* [Consigne A] D'après l'extrait, dans quoi l'objet d'art est-il toujours enfermé chez les collectionneurs chinois ?

* [Extrait]
══════════
Il me donne ce détail curieux, que les collectionneurs chinois n’exposent jamais leurs objets d’art. Là, l’objet d’art est toujours enfermé dans une boîte, dans un étui, dans un fourreau d’étoffe, et presque caché dans quelque coin du logis. Le collectionneur chinois le possède pour en jouir et s’en délecter, lui tout seul, la porte fermée, dans une heure de repos, de tranquillité, de recueillement amoureux42.

Cette image du collectionneur chinois, dont l’usage personnel des objets précieux est mis en exergue par le resserrement des contenants (boîte, étui, fourreau d’étoffe) correspond à l’image que l’on a à l’époque de cette Chine autosuffisante et repliée sur elle-même. Une fois possédées, ces œuvres deviennent un membre de la famille, un ami, fidèles à l’idée chinoise que tous les objets possèdent une âme qui conserve des sentiments profonds. L’art appartient à la sphère du privé, du loisir.
══════════
* [Listing des données]
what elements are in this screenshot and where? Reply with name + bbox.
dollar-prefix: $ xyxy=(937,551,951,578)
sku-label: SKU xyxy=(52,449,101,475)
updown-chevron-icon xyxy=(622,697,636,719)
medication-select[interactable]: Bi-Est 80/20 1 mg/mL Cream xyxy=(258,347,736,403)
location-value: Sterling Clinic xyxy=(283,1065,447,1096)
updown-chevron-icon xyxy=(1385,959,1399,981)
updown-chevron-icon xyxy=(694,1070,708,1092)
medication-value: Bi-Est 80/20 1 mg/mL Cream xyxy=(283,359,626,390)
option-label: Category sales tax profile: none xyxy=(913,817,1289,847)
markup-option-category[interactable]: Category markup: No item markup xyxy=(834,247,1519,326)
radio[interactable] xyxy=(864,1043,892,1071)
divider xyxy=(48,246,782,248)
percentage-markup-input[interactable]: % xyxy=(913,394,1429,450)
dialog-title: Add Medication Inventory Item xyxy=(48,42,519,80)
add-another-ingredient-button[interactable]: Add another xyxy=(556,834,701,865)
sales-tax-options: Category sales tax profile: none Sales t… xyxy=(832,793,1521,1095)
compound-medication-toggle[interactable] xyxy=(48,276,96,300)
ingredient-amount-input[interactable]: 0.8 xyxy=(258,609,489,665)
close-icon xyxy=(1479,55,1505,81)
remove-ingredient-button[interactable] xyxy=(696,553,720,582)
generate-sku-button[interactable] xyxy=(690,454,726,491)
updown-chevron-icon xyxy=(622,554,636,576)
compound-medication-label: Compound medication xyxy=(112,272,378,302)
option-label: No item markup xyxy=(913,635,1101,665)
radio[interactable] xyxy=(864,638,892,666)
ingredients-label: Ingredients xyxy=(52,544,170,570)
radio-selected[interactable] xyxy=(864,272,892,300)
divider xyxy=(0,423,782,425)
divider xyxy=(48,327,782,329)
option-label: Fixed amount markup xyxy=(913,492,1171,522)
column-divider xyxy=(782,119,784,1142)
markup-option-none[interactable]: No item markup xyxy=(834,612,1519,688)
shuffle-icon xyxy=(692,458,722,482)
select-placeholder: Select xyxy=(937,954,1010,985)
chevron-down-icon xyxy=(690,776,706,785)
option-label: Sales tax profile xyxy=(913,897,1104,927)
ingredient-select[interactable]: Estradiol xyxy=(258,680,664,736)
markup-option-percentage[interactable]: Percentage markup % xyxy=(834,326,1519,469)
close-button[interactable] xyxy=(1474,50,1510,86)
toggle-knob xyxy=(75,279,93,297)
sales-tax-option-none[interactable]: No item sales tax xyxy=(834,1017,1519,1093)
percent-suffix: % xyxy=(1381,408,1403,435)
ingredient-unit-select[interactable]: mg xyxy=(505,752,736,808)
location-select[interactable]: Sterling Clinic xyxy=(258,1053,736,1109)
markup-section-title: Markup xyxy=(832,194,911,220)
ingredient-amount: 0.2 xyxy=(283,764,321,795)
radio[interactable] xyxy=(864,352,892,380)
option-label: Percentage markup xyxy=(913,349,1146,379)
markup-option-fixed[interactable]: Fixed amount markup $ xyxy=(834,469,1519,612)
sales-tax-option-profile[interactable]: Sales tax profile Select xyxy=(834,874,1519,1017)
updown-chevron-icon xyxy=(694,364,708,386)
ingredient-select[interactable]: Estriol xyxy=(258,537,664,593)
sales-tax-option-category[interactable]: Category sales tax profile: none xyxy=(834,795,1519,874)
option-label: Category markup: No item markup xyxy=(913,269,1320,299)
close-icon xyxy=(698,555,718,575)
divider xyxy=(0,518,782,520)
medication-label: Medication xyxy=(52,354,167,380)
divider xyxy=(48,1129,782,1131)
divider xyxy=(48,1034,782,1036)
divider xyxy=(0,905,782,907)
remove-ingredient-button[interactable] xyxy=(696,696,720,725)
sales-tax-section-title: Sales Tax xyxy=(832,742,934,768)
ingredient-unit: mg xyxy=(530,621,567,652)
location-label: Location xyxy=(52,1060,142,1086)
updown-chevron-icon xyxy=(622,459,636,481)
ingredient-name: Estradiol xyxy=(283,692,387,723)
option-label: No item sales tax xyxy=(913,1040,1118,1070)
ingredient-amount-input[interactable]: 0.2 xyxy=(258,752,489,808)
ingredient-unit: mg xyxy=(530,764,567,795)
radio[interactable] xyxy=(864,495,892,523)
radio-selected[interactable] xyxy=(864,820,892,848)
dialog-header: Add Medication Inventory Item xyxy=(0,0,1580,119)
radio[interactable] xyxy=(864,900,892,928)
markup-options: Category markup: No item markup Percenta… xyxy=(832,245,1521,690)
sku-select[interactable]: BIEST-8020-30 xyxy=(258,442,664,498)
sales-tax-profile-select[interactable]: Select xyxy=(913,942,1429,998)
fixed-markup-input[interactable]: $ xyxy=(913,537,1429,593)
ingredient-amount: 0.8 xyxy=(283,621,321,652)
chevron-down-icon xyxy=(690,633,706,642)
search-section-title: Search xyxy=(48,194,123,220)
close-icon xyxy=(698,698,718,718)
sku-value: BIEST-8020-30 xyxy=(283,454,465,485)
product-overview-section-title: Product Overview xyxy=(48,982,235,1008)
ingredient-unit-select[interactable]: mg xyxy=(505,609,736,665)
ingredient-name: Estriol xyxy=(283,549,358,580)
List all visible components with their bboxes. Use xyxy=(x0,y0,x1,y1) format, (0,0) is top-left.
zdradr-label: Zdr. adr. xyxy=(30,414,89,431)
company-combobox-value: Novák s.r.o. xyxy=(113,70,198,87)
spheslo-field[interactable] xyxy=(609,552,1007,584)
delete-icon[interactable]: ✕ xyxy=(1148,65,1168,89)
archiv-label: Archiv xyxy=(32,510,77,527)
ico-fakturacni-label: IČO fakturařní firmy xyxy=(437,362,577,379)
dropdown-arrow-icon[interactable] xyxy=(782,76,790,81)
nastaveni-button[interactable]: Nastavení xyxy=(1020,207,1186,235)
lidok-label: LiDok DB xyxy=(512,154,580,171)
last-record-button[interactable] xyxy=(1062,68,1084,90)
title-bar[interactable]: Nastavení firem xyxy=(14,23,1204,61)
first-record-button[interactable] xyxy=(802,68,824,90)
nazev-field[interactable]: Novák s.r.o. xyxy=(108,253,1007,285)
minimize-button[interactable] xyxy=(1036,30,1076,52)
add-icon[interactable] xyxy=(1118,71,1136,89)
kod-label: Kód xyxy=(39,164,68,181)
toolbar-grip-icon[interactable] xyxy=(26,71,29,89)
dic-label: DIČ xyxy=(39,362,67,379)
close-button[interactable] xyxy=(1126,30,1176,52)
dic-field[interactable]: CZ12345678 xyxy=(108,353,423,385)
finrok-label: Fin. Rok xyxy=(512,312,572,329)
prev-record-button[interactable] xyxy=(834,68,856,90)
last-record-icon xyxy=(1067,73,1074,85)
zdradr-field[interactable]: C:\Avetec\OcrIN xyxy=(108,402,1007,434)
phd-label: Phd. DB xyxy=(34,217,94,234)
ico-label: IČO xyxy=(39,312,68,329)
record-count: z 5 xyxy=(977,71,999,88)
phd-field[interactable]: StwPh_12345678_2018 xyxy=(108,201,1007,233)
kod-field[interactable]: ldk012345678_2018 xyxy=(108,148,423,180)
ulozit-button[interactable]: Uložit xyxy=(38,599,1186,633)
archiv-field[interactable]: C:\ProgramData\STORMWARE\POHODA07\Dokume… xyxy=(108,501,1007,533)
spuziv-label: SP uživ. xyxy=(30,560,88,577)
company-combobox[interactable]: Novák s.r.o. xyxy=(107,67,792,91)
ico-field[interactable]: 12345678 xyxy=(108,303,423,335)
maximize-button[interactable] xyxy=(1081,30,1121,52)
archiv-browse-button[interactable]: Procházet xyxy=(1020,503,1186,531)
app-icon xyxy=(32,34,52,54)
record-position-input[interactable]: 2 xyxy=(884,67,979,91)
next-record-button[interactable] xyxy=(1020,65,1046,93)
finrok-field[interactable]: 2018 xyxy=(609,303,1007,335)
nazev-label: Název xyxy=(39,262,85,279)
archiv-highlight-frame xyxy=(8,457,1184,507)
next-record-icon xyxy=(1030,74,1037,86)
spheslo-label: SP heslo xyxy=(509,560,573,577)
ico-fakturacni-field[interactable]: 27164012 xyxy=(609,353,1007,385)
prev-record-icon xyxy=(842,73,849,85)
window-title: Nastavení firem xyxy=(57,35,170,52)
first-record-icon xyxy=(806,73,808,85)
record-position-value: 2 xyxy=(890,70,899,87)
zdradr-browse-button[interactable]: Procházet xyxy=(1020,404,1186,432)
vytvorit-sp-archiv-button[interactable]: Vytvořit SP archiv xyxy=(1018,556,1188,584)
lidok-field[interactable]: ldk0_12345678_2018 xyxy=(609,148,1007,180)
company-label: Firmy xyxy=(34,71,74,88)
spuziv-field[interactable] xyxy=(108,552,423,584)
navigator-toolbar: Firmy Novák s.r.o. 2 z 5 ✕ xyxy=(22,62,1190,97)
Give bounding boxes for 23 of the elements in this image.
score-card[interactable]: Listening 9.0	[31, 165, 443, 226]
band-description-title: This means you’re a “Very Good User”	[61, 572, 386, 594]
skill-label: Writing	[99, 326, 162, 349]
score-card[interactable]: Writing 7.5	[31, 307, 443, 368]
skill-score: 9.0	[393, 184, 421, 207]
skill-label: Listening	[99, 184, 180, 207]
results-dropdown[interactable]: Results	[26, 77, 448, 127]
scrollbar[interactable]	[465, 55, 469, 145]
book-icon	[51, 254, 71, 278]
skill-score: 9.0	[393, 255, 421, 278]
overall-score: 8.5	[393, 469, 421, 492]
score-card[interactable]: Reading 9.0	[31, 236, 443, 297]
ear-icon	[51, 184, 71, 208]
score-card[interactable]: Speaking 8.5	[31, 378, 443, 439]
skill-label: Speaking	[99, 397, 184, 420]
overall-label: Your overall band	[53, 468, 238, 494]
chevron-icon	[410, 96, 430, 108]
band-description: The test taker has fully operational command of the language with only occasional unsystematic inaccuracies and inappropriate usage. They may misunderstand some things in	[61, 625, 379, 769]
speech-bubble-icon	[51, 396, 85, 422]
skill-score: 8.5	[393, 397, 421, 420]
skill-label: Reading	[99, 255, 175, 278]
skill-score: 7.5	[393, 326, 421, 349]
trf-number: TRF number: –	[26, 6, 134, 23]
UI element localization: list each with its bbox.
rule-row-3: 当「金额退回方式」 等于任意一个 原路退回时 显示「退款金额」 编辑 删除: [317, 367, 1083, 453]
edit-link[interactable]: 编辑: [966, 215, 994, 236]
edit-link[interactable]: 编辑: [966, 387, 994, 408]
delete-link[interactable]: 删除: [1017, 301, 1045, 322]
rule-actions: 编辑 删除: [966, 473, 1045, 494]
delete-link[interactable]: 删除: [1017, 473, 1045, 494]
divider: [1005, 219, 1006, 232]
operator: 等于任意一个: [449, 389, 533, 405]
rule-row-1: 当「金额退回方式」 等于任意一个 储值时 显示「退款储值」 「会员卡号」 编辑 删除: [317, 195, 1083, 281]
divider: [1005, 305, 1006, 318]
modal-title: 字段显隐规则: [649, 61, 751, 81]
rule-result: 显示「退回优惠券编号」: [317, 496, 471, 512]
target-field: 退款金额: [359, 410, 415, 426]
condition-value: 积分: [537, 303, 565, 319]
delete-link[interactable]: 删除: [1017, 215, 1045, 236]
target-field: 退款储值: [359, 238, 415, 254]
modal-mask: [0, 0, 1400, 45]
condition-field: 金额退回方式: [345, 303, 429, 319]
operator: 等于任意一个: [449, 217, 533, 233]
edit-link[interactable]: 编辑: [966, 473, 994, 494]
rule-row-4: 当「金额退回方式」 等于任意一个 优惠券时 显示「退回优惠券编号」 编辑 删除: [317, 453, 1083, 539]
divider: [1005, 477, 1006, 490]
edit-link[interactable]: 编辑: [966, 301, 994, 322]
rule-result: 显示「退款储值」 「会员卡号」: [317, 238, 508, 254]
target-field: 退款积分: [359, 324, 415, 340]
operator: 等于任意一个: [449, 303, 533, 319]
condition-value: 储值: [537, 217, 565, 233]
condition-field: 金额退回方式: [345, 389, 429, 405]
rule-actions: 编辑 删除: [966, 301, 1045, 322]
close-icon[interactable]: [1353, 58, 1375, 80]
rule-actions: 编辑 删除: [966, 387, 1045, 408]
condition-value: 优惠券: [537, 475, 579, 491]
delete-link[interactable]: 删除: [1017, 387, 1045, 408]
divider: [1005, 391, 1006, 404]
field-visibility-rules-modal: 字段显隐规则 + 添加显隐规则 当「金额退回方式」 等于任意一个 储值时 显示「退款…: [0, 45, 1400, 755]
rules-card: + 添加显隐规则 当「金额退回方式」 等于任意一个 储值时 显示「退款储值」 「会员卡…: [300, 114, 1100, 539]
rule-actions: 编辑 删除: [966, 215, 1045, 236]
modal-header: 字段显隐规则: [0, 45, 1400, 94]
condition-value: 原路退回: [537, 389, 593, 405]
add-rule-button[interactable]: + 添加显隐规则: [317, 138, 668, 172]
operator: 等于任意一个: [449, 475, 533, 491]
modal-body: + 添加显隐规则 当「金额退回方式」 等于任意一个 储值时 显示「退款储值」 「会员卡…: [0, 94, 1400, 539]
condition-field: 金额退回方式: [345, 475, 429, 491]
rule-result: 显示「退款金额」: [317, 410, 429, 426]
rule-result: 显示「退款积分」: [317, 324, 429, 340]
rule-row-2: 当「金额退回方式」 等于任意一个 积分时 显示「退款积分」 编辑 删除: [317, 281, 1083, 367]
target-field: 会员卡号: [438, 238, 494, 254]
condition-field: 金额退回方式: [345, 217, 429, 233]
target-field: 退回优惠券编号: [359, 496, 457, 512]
══════════
* [Consigne B] Reproduisez tel quel le listing, depuis son début jusqu'à la ligne contenant « add-another-ingredient-button[interactable]: Add another », celle-ci comprise.

* [Corrigé détaillé A] Dans une boîte, dans un étui ou dans un fourreau d'étoffe.

* [Corrigé détaillé B]
what elements are in this screenshot and where? Reply with name + bbox.
dollar-prefix: $ xyxy=(937,551,951,578)
sku-label: SKU xyxy=(52,449,101,475)
updown-chevron-icon xyxy=(622,697,636,719)
medication-select[interactable]: Bi-Est 80/20 1 mg/mL Cream xyxy=(258,347,736,403)
location-value: Sterling Clinic xyxy=(283,1065,447,1096)
updown-chevron-icon xyxy=(1385,959,1399,981)
updown-chevron-icon xyxy=(694,1070,708,1092)
medication-value: Bi-Est 80/20 1 mg/mL Cream xyxy=(283,359,626,390)
option-label: Category sales tax profile: none xyxy=(913,817,1289,847)
markup-option-category[interactable]: Category markup: No item markup xyxy=(834,247,1519,326)
radio[interactable] xyxy=(864,1043,892,1071)
divider xyxy=(48,246,782,248)
percentage-markup-input[interactable]: % xyxy=(913,394,1429,450)
dialog-title: Add Medication Inventory Item xyxy=(48,42,519,80)
add-another-ingredient-button[interactable]: Add another xyxy=(556,834,701,865)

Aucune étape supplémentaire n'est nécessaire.